◆ Goal of the exercise ◆
Write out the data again exactly, skipping every picture.

#### Raw records

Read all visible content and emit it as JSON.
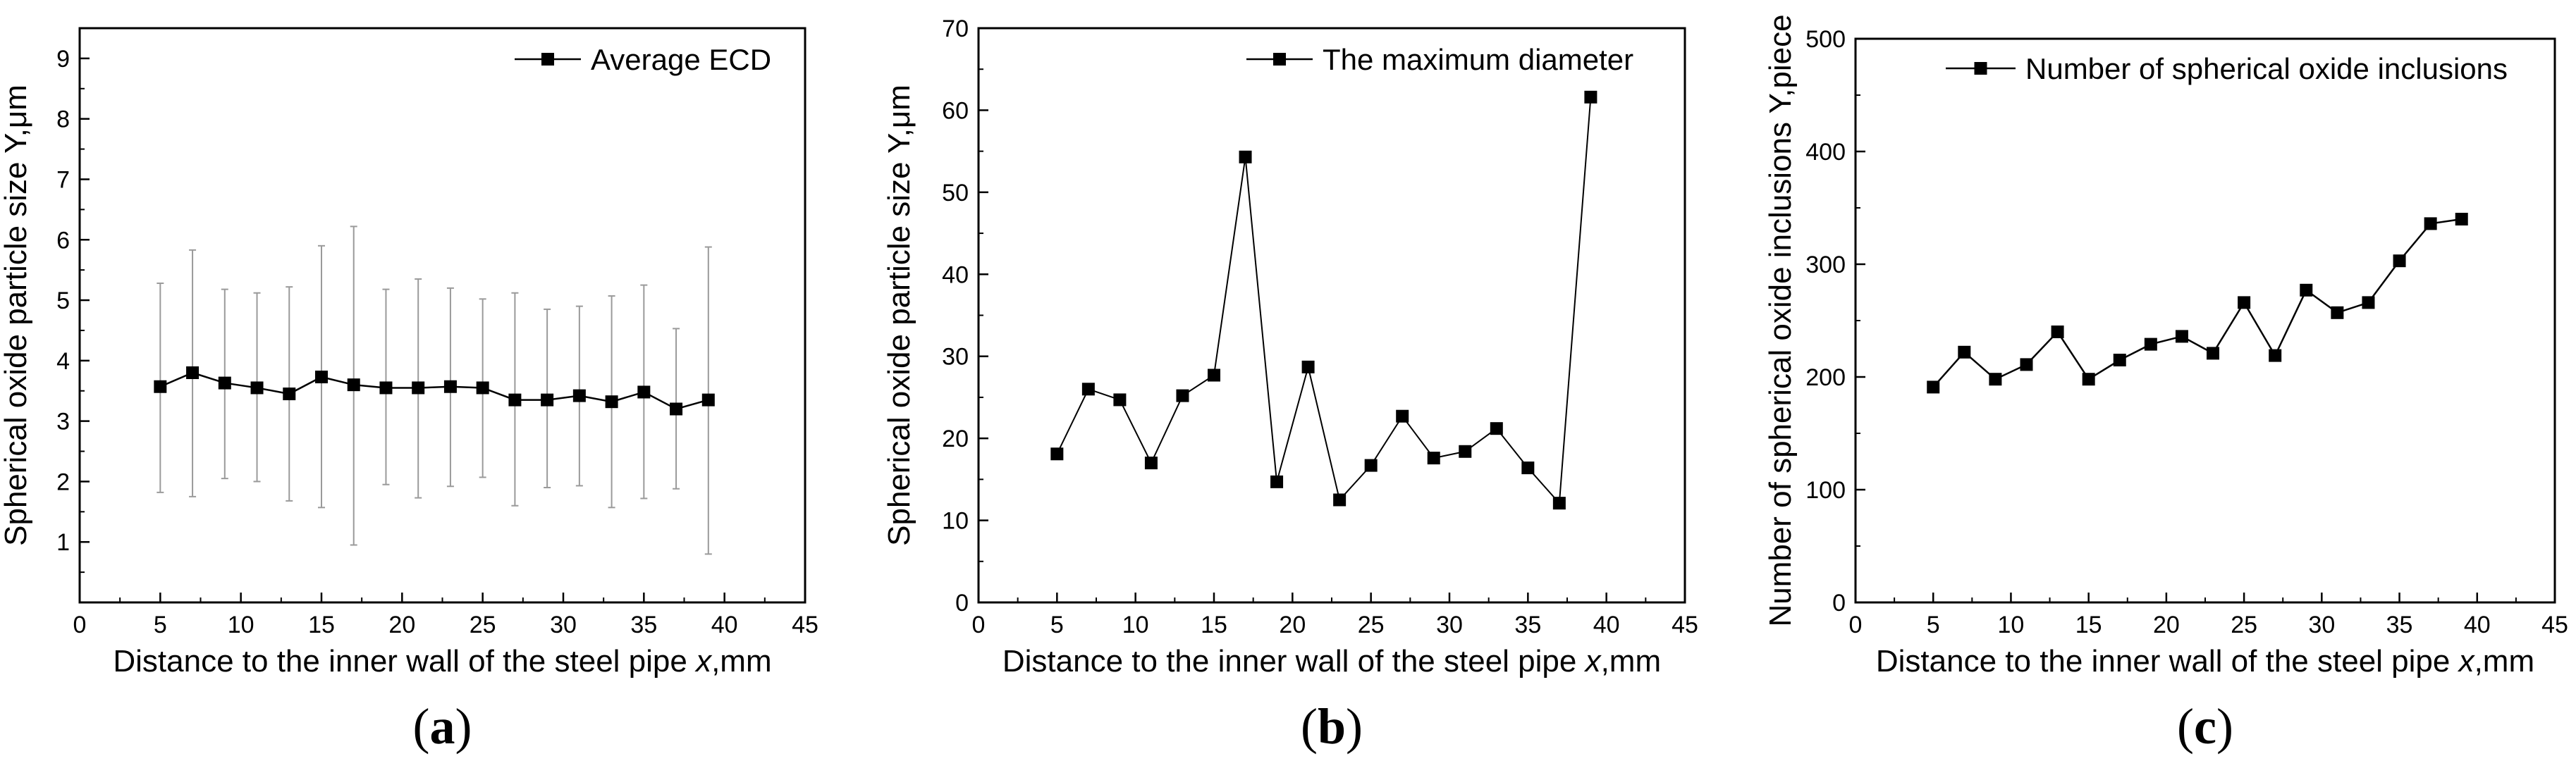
{
  "chart_data": [
    {
      "type": "line",
      "panel_label": "(a)",
      "panel_letter": "a",
      "title": "",
      "xlabel": "Distance to the inner wall of the steel pipe x,mm",
      "xlabel_parts": [
        "Distance to the inner wall of the steel pipe ",
        "x",
        ",mm"
      ],
      "ylabel": "Spherical oxide particle size Y,μm",
      "xlim": [
        0,
        45
      ],
      "ylim": [
        0,
        9.5
      ],
      "xticks": [
        0,
        5,
        10,
        15,
        20,
        25,
        30,
        35,
        40,
        45
      ],
      "yticks": [
        1,
        2,
        3,
        4,
        5,
        6,
        7,
        8,
        9
      ],
      "legend": "Average ECD",
      "legend_position": "top-right",
      "x": [
        5,
        7,
        9,
        11,
        13,
        15,
        17,
        19,
        21,
        23,
        25,
        27,
        29,
        31,
        33,
        35,
        37,
        39
      ],
      "values": [
        3.57,
        3.8,
        3.63,
        3.55,
        3.45,
        3.73,
        3.6,
        3.55,
        3.55,
        3.57,
        3.55,
        3.35,
        3.35,
        3.42,
        3.32,
        3.48,
        3.2,
        3.35
      ],
      "error_low": [
        1.82,
        1.75,
        2.05,
        2.0,
        1.68,
        1.57,
        0.95,
        1.95,
        1.73,
        1.92,
        2.07,
        1.6,
        1.9,
        1.93,
        1.57,
        1.72,
        1.88,
        0.8
      ],
      "error_high": [
        5.28,
        5.83,
        5.18,
        5.12,
        5.22,
        5.9,
        6.22,
        5.18,
        5.35,
        5.2,
        5.02,
        5.12,
        4.85,
        4.9,
        5.07,
        5.25,
        4.53,
        5.88
      ]
    },
    {
      "type": "line",
      "panel_label": "(b)",
      "panel_letter": "b",
      "title": "",
      "xlabel": "Distance to the inner wall of the steel pipe x,mm",
      "xlabel_parts": [
        "Distance to the inner wall of the steel pipe ",
        "x",
        ",mm"
      ],
      "ylabel": "Spherical oxide particle size Y,μm",
      "xlim": [
        0,
        45
      ],
      "ylim": [
        0,
        70
      ],
      "xticks": [
        0,
        5,
        10,
        15,
        20,
        25,
        30,
        35,
        40,
        45
      ],
      "yticks": [
        0,
        10,
        20,
        30,
        40,
        50,
        60,
        70
      ],
      "legend": "The maximum diameter",
      "legend_position": "top-right",
      "x": [
        5,
        7,
        9,
        11,
        13,
        15,
        17,
        19,
        21,
        23,
        25,
        27,
        29,
        31,
        33,
        35,
        37,
        39
      ],
      "values": [
        18.1,
        26.0,
        24.7,
        17.0,
        25.2,
        27.7,
        54.3,
        14.7,
        28.7,
        12.5,
        16.7,
        22.7,
        17.6,
        18.4,
        21.2,
        16.4,
        12.1,
        61.6
      ]
    },
    {
      "type": "line",
      "panel_label": "(c)",
      "panel_letter": "c",
      "title": "",
      "xlabel": "Distance to the inner wall of the steel pipe x,mm",
      "xlabel_parts": [
        "Distance to the inner wall of the steel pipe ",
        "x",
        ",mm"
      ],
      "ylabel": "Number of spherical oxide inclusions Y,piece",
      "xlim": [
        0,
        45
      ],
      "ylim": [
        0,
        500
      ],
      "xticks": [
        0,
        5,
        10,
        15,
        20,
        25,
        30,
        35,
        40,
        45
      ],
      "yticks": [
        0,
        100,
        200,
        300,
        400,
        500
      ],
      "legend": "Number of spherical oxide inclusions",
      "legend_position": "top-right",
      "x": [
        5,
        7,
        9,
        11,
        13,
        15,
        17,
        19,
        21,
        23,
        25,
        27,
        29,
        31,
        33,
        35,
        37,
        39
      ],
      "values": [
        191,
        222,
        198,
        211,
        240,
        198,
        215,
        229,
        236,
        221,
        266,
        219,
        277,
        257,
        266,
        303,
        336,
        340
      ]
    }
  ]
}
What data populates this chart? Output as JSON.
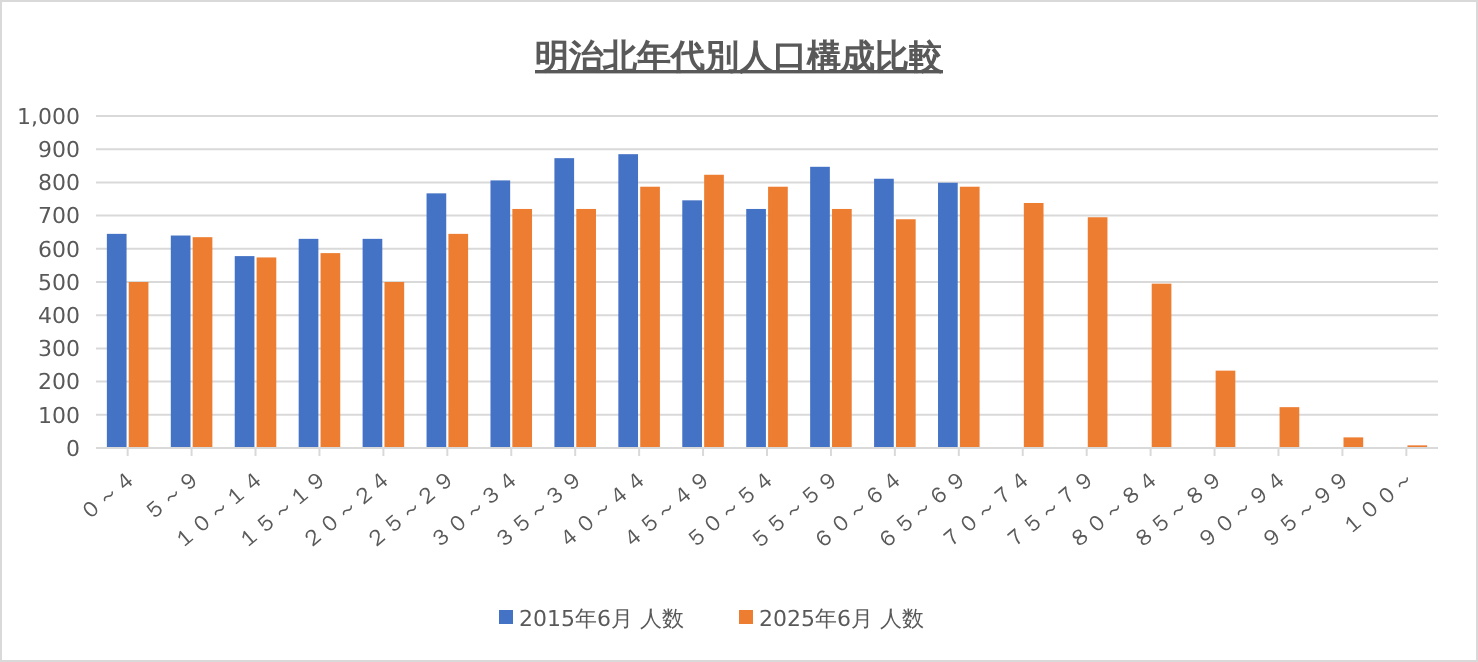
{
  "chart_data": {
    "type": "bar",
    "title": "明治北年代別人口構成比較",
    "categories": [
      "０～４",
      "５～９",
      "１０～１４",
      "１５～１９",
      "２０～２４",
      "２５～２９",
      "３０～３４",
      "３５～３９",
      "４０～４４",
      "４５～４９",
      "５０～５４",
      "５５～５９",
      "６０～６４",
      "６５～６９",
      "７０～７４",
      "７５～７９",
      "８０～８４",
      "８５～８９",
      "９０～９４",
      "９５～９９",
      "１００～"
    ],
    "series": [
      {
        "name": "2015年6月 人数",
        "color": "#4472c4",
        "values": [
          645,
          640,
          578,
          630,
          630,
          767,
          806,
          873,
          885,
          746,
          720,
          847,
          811,
          799,
          null,
          null,
          null,
          null,
          null,
          null,
          null
        ]
      },
      {
        "name": "2025年6月 人数",
        "color": "#ed7d31",
        "values": [
          500,
          635,
          574,
          587,
          500,
          645,
          720,
          720,
          787,
          823,
          787,
          720,
          689,
          787,
          738,
          695,
          495,
          233,
          123,
          32,
          8
        ]
      }
    ],
    "ylim": [
      0,
      1000
    ],
    "yticks": [
      {
        "value": 0,
        "label": "0"
      },
      {
        "value": 100,
        "label": "100"
      },
      {
        "value": 200,
        "label": "200"
      },
      {
        "value": 300,
        "label": "300"
      },
      {
        "value": 400,
        "label": "400"
      },
      {
        "value": 500,
        "label": "500"
      },
      {
        "value": 600,
        "label": "600"
      },
      {
        "value": 700,
        "label": "700"
      },
      {
        "value": 800,
        "label": "800"
      },
      {
        "value": 900,
        "label": "900"
      },
      {
        "value": 1000,
        "label": "1,000"
      }
    ],
    "grid": "y",
    "legend": "bottom"
  }
}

########

◆ In response ◆
Read all visible content and emit it as JSON.
{
  "chart_data": [
    {
      "type": "line",
      "panel_label": "(a)",
      "panel_letter": "a",
      "title": "",
      "xlabel": "Distance to the inner wall of the steel pipe x,mm",
      "xlabel_parts": [
        "Distance to the inner wall of the steel pipe ",
        "x",
        ",mm"
      ],
      "ylabel": "Spherical oxide particle size Y,μm",
      "xlim": [
        0,
        45
      ],
      "ylim": [
        0,
        9.5
      ],
      "xticks": [
        0,
        5,
        10,
        15,
        20,
        25,
        30,
        35,
        40,
        45
      ],
      "yticks": [
        1,
        2,
        3,
        4,
        5,
        6,
        7,
        8,
        9
      ],
      "legend": "Average ECD",
      "legend_position": "top-right",
      "x": [
        5,
        7,
        9,
        11,
        13,
        15,
        17,
        19,
        21,
        23,
        25,
        27,
        29,
        31,
        33,
        35,
        37,
        39
      ],
      "values": [
        3.57,
        3.8,
        3.63,
        3.55,
        3.45,
        3.73,
        3.6,
        3.55,
        3.55,
        3.57,
        3.55,
        3.35,
        3.35,
        3.42,
        3.32,
        3.48,
        3.2,
        3.35
      ],
      "error_low": [
        1.82,
        1.75,
        2.05,
        2.0,
        1.68,
        1.57,
        0.95,
        1.95,
        1.73,
        1.92,
        2.07,
        1.6,
        1.9,
        1.93,
        1.57,
        1.72,
        1.88,
        0.8
      ],
      "error_high": [
        5.28,
        5.83,
        5.18,
        5.12,
        5.22,
        5.9,
        6.22,
        5.18,
        5.35,
        5.2,
        5.02,
        5.12,
        4.85,
        4.9,
        5.07,
        5.25,
        4.53,
        5.88
      ]
    },
    {
      "type": "line",
      "panel_label": "(b)",
      "panel_letter": "b",
      "title": "",
      "xlabel": "Distance to the inner wall of the steel pipe x,mm",
      "xlabel_parts": [
        "Distance to the inner wall of the steel pipe ",
        "x",
        ",mm"
      ],
      "ylabel": "Spherical oxide particle size Y,μm",
      "xlim": [
        0,
        45
      ],
      "ylim": [
        0,
        70
      ],
      "xticks": [
        0,
        5,
        10,
        15,
        20,
        25,
        30,
        35,
        40,
        45
      ],
      "yticks": [
        0,
        10,
        20,
        30,
        40,
        50,
        60,
        70
      ],
      "legend": "The maximum diameter",
      "legend_position": "top-right",
      "x": [
        5,
        7,
        9,
        11,
        13,
        15,
        17,
        19,
        21,
        23,
        25,
        27,
        29,
        31,
        33,
        35,
        37,
        39
      ],
      "values": [
        18.1,
        26.0,
        24.7,
        17.0,
        25.2,
        27.7,
        54.3,
        14.7,
        28.7,
        12.5,
        16.7,
        22.7,
        17.6,
        18.4,
        21.2,
        16.4,
        12.1,
        61.6
      ]
    },
    {
      "type": "line",
      "panel_label": "(c)",
      "panel_letter": "c",
      "title": "",
      "xlabel": "Distance to the inner wall of the steel pipe x,mm",
      "xlabel_parts": [
        "Distance to the inner wall of the steel pipe ",
        "x",
        ",mm"
      ],
      "ylabel": "Number of spherical oxide inclusions Y,piece",
      "xlim": [
        0,
        45
      ],
      "ylim": [
        0,
        500
      ],
      "xticks": [
        0,
        5,
        10,
        15,
        20,
        25,
        30,
        35,
        40,
        45
      ],
      "yticks": [
        0,
        100,
        200,
        300,
        400,
        500
      ],
      "legend": "Number of spherical oxide inclusions",
      "legend_position": "top-right",
      "x": [
        5,
        7,
        9,
        11,
        13,
        15,
        17,
        19,
        21,
        23,
        25,
        27,
        29,
        31,
        33,
        35,
        37,
        39
      ],
      "values": [
        191,
        222,
        198,
        211,
        240,
        198,
        215,
        229,
        236,
        221,
        266,
        219,
        277,
        257,
        266,
        303,
        336,
        340
      ]
    }
  ]
}
What data populates this chart? Output as JSON.
{
  "chart_data": {
    "type": "bar",
    "title": "明治北年代別人口構成比較",
    "categories": [
      "０～４",
      "５～９",
      "１０～１４",
      "１５～１９",
      "２０～２４",
      "２５～２９",
      "３０～３４",
      "３５～３９",
      "４０～４４",
      "４５～４９",
      "５０～５４",
      "５５～５９",
      "６０～６４",
      "６５～６９",
      "７０～７４",
      "７５～７９",
      "８０～８４",
      "８５～８９",
      "９０～９４",
      "９５～９９",
      "１００～"
    ],
    "series": [
      {
        "name": "2015年6月 人数",
        "color": "#4472c4",
        "values": [
          645,
          640,
          578,
          630,
          630,
          767,
          806,
          873,
          885,
          746,
          720,
          847,
          811,
          799,
          null,
          null,
          null,
          null,
          null,
          null,
          null
        ]
      },
      {
        "name": "2025年6月 人数",
        "color": "#ed7d31",
        "values": [
          500,
          635,
          574,
          587,
          500,
          645,
          720,
          720,
          787,
          823,
          787,
          720,
          689,
          787,
          738,
          695,
          495,
          233,
          123,
          32,
          8
        ]
      }
    ],
    "ylim": [
      0,
      1000
    ],
    "yticks": [
      {
        "value": 0,
        "label": "0"
      },
      {
        "value": 100,
        "label": "100"
      },
      {
        "value": 200,
        "label": "200"
      },
      {
        "value": 300,
        "label": "300"
      },
      {
        "value": 400,
        "label": "400"
      },
      {
        "value": 500,
        "label": "500"
      },
      {
        "value": 600,
        "label": "600"
      },
      {
        "value": 700,
        "label": "700"
      },
      {
        "value": 800,
        "label": "800"
      },
      {
        "value": 900,
        "label": "900"
      },
      {
        "value": 1000,
        "label": "1,000"
      }
    ],
    "grid": "y",
    "legend": "bottom"
  }
}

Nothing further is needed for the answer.